▸ **Written problem**
Work through the material below line by line and say how many lines include the word "район". Only the number, please.
Start Given data
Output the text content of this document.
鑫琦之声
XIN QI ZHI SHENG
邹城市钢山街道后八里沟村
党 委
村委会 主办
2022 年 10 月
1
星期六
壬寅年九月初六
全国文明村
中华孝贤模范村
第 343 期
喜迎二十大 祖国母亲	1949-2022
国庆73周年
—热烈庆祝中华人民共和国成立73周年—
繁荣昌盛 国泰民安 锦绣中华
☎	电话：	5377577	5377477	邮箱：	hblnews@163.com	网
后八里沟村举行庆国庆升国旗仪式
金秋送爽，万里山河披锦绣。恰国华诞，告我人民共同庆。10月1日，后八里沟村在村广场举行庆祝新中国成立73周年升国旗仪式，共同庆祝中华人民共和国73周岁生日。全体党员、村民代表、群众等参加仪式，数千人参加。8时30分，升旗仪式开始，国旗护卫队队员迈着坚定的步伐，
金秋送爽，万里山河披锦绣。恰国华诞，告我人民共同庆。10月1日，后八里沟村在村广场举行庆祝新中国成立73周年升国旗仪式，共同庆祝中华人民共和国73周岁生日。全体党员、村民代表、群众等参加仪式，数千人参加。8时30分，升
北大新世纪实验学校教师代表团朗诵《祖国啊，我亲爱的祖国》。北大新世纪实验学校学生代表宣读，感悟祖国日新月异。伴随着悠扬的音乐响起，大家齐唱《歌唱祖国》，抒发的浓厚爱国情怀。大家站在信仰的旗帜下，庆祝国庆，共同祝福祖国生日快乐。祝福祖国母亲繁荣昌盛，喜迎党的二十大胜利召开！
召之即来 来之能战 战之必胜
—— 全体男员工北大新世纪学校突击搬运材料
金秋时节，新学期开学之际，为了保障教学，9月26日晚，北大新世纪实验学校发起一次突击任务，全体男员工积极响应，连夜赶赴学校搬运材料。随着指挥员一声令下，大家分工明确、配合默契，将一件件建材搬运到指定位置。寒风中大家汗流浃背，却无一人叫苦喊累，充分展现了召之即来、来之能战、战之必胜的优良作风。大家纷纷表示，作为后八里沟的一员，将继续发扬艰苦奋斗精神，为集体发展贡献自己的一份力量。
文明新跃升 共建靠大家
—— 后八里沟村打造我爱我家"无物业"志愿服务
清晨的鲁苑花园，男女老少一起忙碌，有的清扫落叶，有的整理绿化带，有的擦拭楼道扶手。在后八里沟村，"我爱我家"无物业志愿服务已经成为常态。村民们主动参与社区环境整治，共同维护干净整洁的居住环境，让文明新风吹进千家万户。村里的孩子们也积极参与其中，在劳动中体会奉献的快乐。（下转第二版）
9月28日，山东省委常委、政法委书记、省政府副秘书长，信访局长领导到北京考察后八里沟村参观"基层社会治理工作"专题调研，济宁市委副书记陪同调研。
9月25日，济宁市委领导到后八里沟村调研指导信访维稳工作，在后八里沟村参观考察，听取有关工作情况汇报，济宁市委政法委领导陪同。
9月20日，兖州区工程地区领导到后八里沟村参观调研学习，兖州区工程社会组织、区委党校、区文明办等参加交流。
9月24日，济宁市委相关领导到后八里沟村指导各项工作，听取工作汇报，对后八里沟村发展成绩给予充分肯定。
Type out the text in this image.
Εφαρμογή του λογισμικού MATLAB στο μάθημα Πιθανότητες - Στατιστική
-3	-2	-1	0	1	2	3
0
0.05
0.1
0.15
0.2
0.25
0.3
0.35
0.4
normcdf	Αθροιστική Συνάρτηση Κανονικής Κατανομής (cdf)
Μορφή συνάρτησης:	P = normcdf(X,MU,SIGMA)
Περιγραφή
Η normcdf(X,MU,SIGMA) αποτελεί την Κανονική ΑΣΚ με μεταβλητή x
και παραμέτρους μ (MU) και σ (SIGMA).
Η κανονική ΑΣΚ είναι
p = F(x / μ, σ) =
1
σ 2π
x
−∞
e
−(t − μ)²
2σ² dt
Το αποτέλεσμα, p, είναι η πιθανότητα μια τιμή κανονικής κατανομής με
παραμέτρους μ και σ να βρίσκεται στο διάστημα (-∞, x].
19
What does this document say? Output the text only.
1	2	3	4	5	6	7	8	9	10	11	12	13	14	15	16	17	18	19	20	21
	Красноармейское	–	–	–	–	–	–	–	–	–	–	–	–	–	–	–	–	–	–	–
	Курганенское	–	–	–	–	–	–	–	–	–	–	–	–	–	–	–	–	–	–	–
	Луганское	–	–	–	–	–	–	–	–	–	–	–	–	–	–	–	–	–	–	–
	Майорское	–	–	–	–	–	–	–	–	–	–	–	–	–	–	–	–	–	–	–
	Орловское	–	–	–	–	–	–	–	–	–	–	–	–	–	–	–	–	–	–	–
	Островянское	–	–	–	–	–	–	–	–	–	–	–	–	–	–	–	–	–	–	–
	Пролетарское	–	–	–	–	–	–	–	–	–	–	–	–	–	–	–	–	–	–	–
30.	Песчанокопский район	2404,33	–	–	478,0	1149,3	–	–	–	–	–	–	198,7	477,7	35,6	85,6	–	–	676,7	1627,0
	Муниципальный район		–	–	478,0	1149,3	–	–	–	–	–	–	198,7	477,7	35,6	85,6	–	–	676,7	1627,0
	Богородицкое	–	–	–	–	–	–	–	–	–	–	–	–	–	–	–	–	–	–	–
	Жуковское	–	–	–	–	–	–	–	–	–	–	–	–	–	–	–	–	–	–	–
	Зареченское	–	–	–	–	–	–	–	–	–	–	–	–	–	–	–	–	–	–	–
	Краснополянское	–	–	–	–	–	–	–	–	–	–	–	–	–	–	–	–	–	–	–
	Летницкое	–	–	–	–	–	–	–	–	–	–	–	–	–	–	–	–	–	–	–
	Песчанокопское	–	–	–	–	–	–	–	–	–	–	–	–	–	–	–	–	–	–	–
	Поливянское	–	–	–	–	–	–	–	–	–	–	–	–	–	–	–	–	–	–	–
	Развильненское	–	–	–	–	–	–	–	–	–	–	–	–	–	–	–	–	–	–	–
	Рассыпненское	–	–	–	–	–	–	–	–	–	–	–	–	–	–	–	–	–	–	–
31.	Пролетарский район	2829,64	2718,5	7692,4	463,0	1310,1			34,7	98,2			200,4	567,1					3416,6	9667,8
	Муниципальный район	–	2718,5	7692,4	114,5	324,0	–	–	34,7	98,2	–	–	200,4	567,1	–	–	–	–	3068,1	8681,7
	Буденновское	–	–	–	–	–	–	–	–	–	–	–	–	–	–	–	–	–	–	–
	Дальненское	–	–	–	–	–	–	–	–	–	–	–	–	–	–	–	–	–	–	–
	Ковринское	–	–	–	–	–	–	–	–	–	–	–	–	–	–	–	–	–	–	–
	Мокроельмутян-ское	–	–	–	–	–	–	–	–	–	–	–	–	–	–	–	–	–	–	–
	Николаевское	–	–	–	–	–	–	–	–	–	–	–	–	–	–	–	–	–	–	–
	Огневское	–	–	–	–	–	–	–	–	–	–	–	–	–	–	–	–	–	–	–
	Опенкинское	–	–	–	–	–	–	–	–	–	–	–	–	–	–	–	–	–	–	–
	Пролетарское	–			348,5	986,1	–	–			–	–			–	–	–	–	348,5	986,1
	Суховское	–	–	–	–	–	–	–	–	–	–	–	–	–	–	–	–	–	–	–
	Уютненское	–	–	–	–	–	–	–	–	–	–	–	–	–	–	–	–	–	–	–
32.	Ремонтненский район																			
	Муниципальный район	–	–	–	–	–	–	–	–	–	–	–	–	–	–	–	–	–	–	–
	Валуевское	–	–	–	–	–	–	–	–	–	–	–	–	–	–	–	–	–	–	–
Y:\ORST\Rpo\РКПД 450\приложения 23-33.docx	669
End Given data
▸ **Solved exercise**
6